» WHAT IS NEEDED: Pick out every line that holds the string "JSON" and copy it.

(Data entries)
════════════════════
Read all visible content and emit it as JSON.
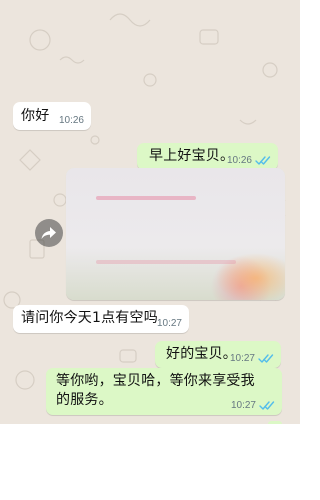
{
  "messages": [
    {
      "id": "m1",
      "direction": "incoming",
      "text": "你好",
      "time": "10:26"
    },
    {
      "id": "m2",
      "direction": "outgoing",
      "text": "早上好宝贝。",
      "time": "10:26",
      "status": "read"
    },
    {
      "id": "m3",
      "direction": "incoming",
      "type": "image"
    },
    {
      "id": "m4",
      "direction": "incoming",
      "text": "请问你今天1点有空吗",
      "time": "10:27"
    },
    {
      "id": "m5",
      "direction": "outgoing",
      "text": "好的宝贝。",
      "time": "10:27",
      "status": "read"
    },
    {
      "id": "m6",
      "direction": "outgoing",
      "text": "等你哟，宝贝哈，等你来享受我的服务。",
      "time": "10:27",
      "status": "read"
    }
  ],
  "colors": {
    "chat_background": "#ece5dd",
    "incoming_bubble": "#ffffff",
    "outgoing_bubble": "#dcf8c6",
    "read_ticks": "#53bdeb",
    "timestamp": "#667781"
  },
  "icons": {
    "forward": "forward-arrow-icon",
    "read_receipt": "double-check-icon"
  }
}
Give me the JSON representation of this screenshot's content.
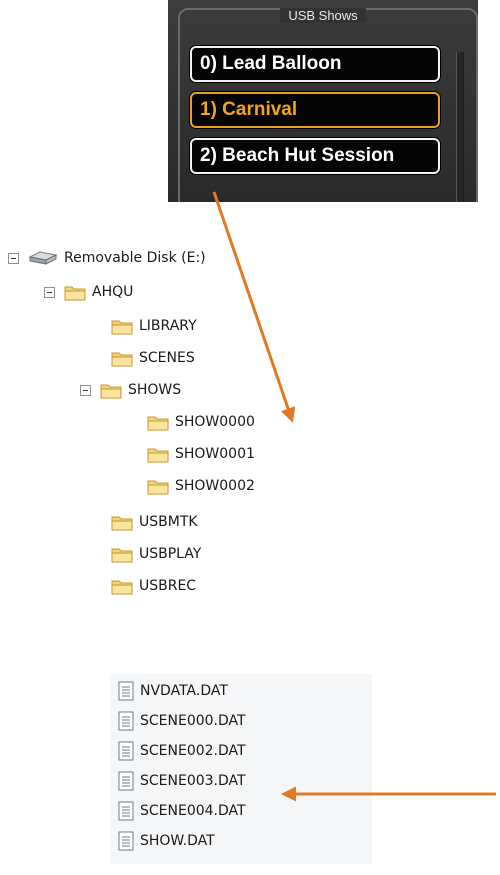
{
  "usb_shows": {
    "title": "USB Shows",
    "items": [
      {
        "label": "0) Lead Balloon",
        "active": false
      },
      {
        "label": "1) Carnival",
        "active": true
      },
      {
        "label": "2) Beach Hut Session",
        "active": false
      }
    ]
  },
  "tree": {
    "drive": "Removable Disk (E:)",
    "root": "AHQU",
    "folders": {
      "library": "LIBRARY",
      "scenes": "SCENES",
      "shows": "SHOWS",
      "show0": "SHOW0000",
      "show1": "SHOW0001",
      "show2": "SHOW0002",
      "usbmtk": "USBMTK",
      "usbplay": "USBPLAY",
      "usbrec": "USBREC"
    }
  },
  "files": [
    "NVDATA.DAT",
    "SCENE000.DAT",
    "SCENE002.DAT",
    "SCENE003.DAT",
    "SCENE004.DAT",
    "SHOW.DAT"
  ],
  "colors": {
    "arrow": "#e07a24",
    "active_border": "#e8a323",
    "active_text": "#f2a51c"
  }
}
════════════════════
» TASK SOLUTION:
Read all visible content and emit it as JSON.
Give me the JSON representation of this screenshot's content.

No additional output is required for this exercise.